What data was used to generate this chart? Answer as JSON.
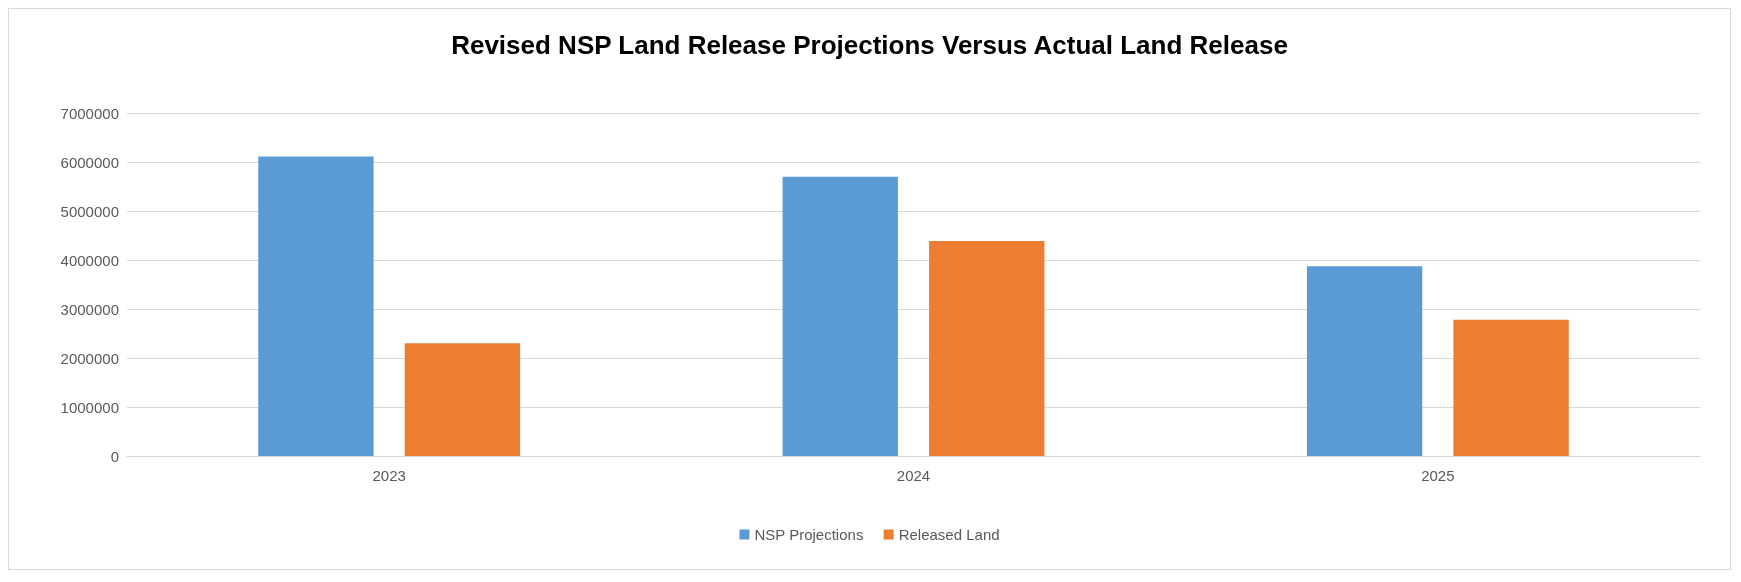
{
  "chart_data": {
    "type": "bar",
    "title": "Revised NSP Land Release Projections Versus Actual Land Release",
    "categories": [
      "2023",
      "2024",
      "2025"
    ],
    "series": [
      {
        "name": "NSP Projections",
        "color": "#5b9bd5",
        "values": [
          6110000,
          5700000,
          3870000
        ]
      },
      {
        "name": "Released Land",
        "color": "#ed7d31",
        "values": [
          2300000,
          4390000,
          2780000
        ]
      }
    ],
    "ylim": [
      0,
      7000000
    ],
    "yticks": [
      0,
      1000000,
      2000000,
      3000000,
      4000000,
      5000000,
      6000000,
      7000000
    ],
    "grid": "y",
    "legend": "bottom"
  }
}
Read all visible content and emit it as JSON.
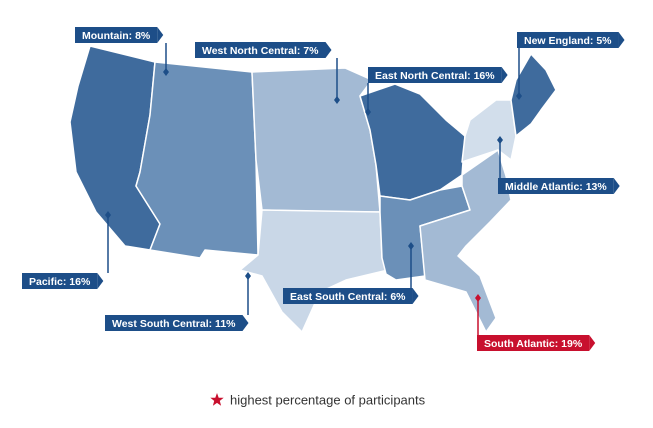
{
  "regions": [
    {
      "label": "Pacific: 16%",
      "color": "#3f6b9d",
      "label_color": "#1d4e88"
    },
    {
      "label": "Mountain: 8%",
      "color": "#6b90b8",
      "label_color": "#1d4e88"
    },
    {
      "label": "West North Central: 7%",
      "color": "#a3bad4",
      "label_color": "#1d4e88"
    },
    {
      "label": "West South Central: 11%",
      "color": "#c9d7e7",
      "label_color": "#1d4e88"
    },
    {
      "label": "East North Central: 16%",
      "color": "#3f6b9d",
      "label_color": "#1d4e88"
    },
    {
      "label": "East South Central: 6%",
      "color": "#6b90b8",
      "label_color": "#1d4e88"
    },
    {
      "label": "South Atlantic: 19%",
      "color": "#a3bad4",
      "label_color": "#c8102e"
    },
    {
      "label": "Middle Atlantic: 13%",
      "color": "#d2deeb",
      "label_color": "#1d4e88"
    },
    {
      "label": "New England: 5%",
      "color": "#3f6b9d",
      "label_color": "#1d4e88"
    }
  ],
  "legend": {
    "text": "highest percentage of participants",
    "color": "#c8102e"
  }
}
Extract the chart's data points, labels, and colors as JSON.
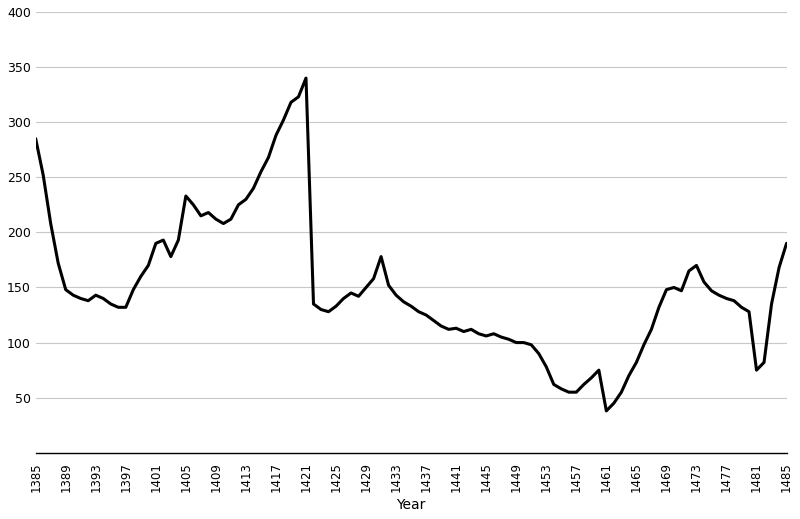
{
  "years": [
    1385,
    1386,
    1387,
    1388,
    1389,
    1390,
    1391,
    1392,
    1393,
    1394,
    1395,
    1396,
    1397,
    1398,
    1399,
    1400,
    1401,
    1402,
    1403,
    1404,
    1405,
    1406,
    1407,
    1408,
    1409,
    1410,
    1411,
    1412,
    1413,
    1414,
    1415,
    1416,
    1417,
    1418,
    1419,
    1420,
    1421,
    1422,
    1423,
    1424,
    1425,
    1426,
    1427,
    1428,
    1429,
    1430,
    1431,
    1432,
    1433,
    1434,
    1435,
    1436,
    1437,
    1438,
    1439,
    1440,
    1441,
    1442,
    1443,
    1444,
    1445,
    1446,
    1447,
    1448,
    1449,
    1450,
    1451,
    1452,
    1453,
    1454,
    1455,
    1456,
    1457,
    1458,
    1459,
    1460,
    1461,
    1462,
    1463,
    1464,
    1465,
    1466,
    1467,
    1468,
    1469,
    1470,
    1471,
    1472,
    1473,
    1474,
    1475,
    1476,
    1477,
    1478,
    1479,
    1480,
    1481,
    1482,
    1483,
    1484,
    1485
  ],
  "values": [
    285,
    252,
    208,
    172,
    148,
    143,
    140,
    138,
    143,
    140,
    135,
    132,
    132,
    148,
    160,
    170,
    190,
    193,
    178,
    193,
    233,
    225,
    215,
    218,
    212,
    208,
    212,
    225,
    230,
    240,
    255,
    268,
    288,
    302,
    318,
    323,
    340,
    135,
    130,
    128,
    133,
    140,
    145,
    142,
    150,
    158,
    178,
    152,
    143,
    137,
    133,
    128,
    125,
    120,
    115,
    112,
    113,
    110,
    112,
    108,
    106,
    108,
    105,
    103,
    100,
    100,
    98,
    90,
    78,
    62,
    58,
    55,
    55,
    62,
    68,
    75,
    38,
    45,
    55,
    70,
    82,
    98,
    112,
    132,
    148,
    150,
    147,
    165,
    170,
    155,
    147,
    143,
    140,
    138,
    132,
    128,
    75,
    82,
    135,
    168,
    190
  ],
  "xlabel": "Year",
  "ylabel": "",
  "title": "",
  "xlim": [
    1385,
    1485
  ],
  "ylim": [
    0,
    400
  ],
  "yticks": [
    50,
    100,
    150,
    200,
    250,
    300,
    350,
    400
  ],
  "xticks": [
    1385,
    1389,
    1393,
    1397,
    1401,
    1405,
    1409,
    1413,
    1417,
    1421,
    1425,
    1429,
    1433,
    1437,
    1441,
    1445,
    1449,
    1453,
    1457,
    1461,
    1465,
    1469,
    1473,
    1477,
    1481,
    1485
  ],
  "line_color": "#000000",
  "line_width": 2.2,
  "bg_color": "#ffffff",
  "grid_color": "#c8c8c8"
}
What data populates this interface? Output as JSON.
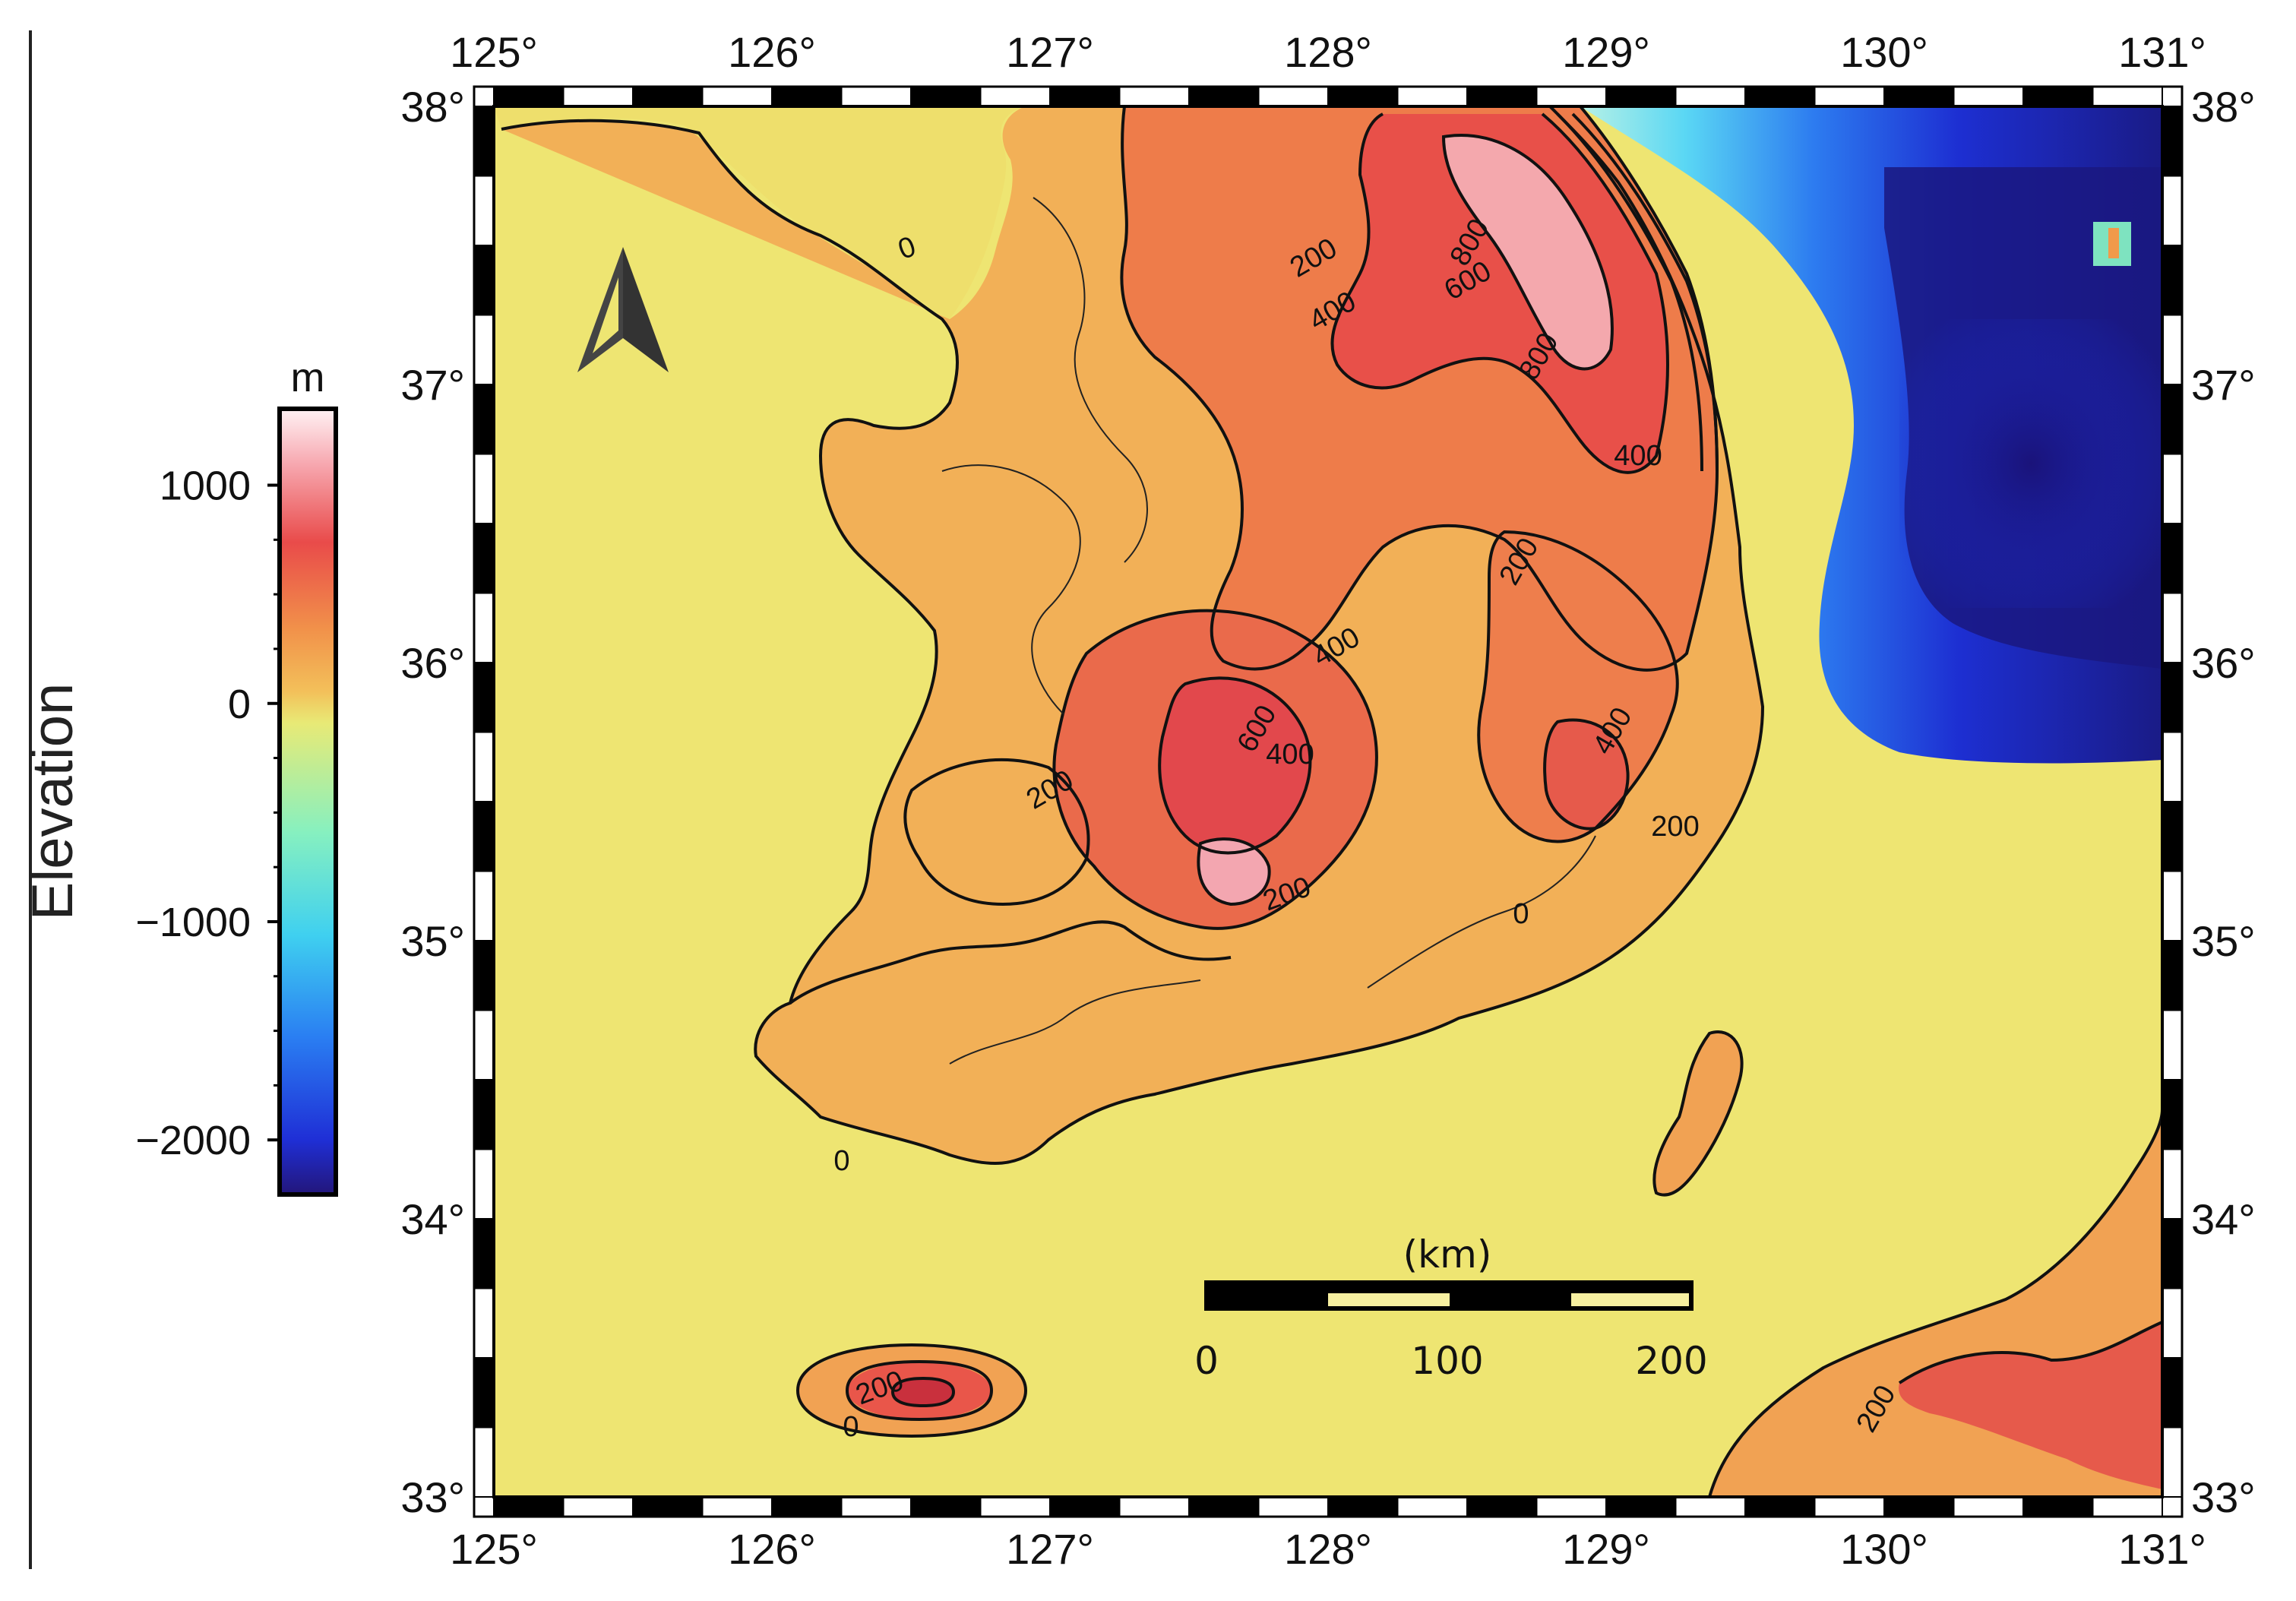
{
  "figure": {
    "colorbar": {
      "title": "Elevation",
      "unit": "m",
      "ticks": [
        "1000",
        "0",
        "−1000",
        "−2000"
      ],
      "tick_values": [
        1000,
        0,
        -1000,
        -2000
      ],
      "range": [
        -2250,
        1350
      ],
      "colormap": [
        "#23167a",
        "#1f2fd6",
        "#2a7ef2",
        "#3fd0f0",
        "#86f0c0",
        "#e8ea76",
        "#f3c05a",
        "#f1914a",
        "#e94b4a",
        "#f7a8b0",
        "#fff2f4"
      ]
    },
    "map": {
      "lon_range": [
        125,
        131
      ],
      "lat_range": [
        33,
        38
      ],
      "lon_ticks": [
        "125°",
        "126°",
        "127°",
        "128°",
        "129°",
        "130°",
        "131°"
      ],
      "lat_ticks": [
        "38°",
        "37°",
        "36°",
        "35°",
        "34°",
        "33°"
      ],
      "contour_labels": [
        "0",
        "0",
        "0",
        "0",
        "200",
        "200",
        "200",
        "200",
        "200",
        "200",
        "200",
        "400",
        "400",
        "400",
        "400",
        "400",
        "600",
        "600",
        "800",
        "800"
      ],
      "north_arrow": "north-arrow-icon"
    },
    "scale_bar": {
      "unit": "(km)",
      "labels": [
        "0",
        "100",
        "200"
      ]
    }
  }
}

#### Task requirements
Print all of the entries word for word. Skip any images they contain.

#### Problem solution
What data was used to generate this chart? Answer as JSON.
{
  "chart_data": {
    "type": "bar",
    "title": "Revised NSP Land Release Projections Versus Actual Land Release",
    "categories": [
      "2023",
      "2024",
      "2025"
    ],
    "series": [
      {
        "name": "NSP Projections",
        "color": "#5b9bd5",
        "values": [
          6110000,
          5700000,
          3870000
        ]
      },
      {
        "name": "Released Land",
        "color": "#ed7d31",
        "values": [
          2300000,
          4390000,
          2780000
        ]
      }
    ],
    "ylim": [
      0,
      7000000
    ],
    "yticks": [
      0,
      1000000,
      2000000,
      3000000,
      4000000,
      5000000,
      6000000,
      7000000
    ],
    "grid": "y",
    "legend": "bottom"
  }
}
Read all visible content and emit it as JSON.
{
  "regions": [
    {
      "label": "Pacific: 16%",
      "color": "#3f6b9d",
      "label_color": "#1d4e88"
    },
    {
      "label": "Mountain: 8%",
      "color": "#6b90b8",
      "label_color": "#1d4e88"
    },
    {
      "label": "West North Central: 7%",
      "color": "#a3bad4",
      "label_color": "#1d4e88"
    },
    {
      "label": "West South Central: 11%",
      "color": "#c9d7e7",
      "label_color": "#1d4e88"
    },
    {
      "label": "East North Central: 16%",
      "color": "#3f6b9d",
      "label_color": "#1d4e88"
    },
    {
      "label": "East South Central: 6%",
      "color": "#6b90b8",
      "label_color": "#1d4e88"
    },
    {
      "label": "South Atlantic: 19%",
      "color": "#a3bad4",
      "label_color": "#c8102e"
    },
    {
      "label": "Middle Atlantic: 13%",
      "color": "#d2deeb",
      "label_color": "#1d4e88"
    },
    {
      "label": "New England: 5%",
      "color": "#3f6b9d",
      "label_color": "#1d4e88"
    }
  ],
  "legend": {
    "text": "highest percentage of participants",
    "color": "#c8102e"
  }
}
Extract the chart's data points, labels, and colors as JSON.
{
  "years": [
    1385,
    1386,
    1387,
    1388,
    1389,
    1390,
    1391,
    1392,
    1393,
    1394,
    1395,
    1396,
    1397,
    1398,
    1399,
    1400,
    1401,
    1402,
    1403,
    1404,
    1405,
    1406,
    1407,
    1408,
    1409,
    1410,
    1411,
    1412,
    1413,
    1414,
    1415,
    1416,
    1417,
    1418,
    1419,
    1420,
    1421,
    1422,
    1423,
    1424,
    1425,
    1426,
    1427,
    1428,
    1429,
    1430,
    1431,
    1432,
    1433,
    1434,
    1435,
    1436,
    1437,
    1438,
    1439,
    1440,
    1441,
    1442,
    1443,
    1444,
    1445,
    1446,
    1447,
    1448,
    1449,
    1450,
    1451,
    1452,
    1453,
    1454,
    1455,
    1456,
    1457,
    1458,
    1459,
    1460,
    1461,
    1462,
    1463,
    1464,
    1465,
    1466,
    1467,
    1468,
    1469,
    1470,
    1471,
    1472,
    1473,
    1474,
    1475,
    1476,
    1477,
    1478,
    1479,
    1480,
    1481,
    1482,
    1483,
    1484,
    1485
  ],
  "values": [
    285,
    252,
    208,
    172,
    148,
    143,
    140,
    138,
    143,
    140,
    135,
    132,
    132,
    148,
    160,
    170,
    190,
    193,
    178,
    193,
    233,
    225,
    215,
    218,
    212,
    208,
    212,
    225,
    230,
    240,
    255,
    268,
    288,
    302,
    318,
    323,
    340,
    135,
    130,
    128,
    133,
    140,
    145,
    142,
    150,
    158,
    178,
    152,
    143,
    137,
    133,
    128,
    125,
    120,
    115,
    112,
    113,
    110,
    112,
    108,
    106,
    108,
    105,
    103,
    100,
    100,
    98,
    90,
    78,
    62,
    58,
    55,
    55,
    62,
    68,
    75,
    38,
    45,
    55,
    70,
    82,
    98,
    112,
    132,
    148,
    150,
    147,
    165,
    170,
    155,
    147,
    143,
    140,
    138,
    132,
    128,
    75,
    82,
    135,
    168,
    190
  ],
  "xlabel": "Year",
  "ylabel": "",
  "title": "",
  "xlim": [
    1385,
    1485
  ],
  "ylim": [
    0,
    400
  ],
  "yticks": [
    50,
    100,
    150,
    200,
    250,
    300,
    350,
    400
  ],
  "xticks": [
    1385,
    1389,
    1393,
    1397,
    1401,
    1405,
    1409,
    1413,
    1417,
    1421,
    1425,
    1429,
    1433,
    1437,
    1441,
    1445,
    1449,
    1453,
    1457,
    1461,
    1465,
    1469,
    1473,
    1477,
    1481,
    1485
  ],
  "line_color": "#000000",
  "line_width": 2.2,
  "bg_color": "#ffffff",
  "grid_color": "#c8c8c8"
}
What data populates this interface? Output as JSON.
{
  "figure": {
    "colorbar": {
      "title": "Elevation",
      "unit": "m",
      "ticks": [
        "1000",
        "0",
        "−1000",
        "−2000"
      ],
      "tick_values": [
        1000,
        0,
        -1000,
        -2000
      ],
      "range": [
        -2250,
        1350
      ],
      "colormap": [
        "#23167a",
        "#1f2fd6",
        "#2a7ef2",
        "#3fd0f0",
        "#86f0c0",
        "#e8ea76",
        "#f3c05a",
        "#f1914a",
        "#e94b4a",
        "#f7a8b0",
        "#fff2f4"
      ]
    },
    "map": {
      "lon_range": [
        125,
        131
      ],
      "lat_range": [
        33,
        38
      ],
      "lon_ticks": [
        "125°",
        "126°",
        "127°",
        "128°",
        "129°",
        "130°",
        "131°"
      ],
      "lat_ticks": [
        "38°",
        "37°",
        "36°",
        "35°",
        "34°",
        "33°"
      ],
      "contour_labels": [
        "0",
        "0",
        "0",
        "0",
        "200",
        "200",
        "200",
        "200",
        "200",
        "200",
        "200",
        "400",
        "400",
        "400",
        "400",
        "400",
        "600",
        "600",
        "800",
        "800"
      ],
      "north_arrow": "north-arrow-icon"
    },
    "scale_bar": {
      "unit": "(km)",
      "labels": [
        "0",
        "100",
        "200"
      ]
    }
  }
}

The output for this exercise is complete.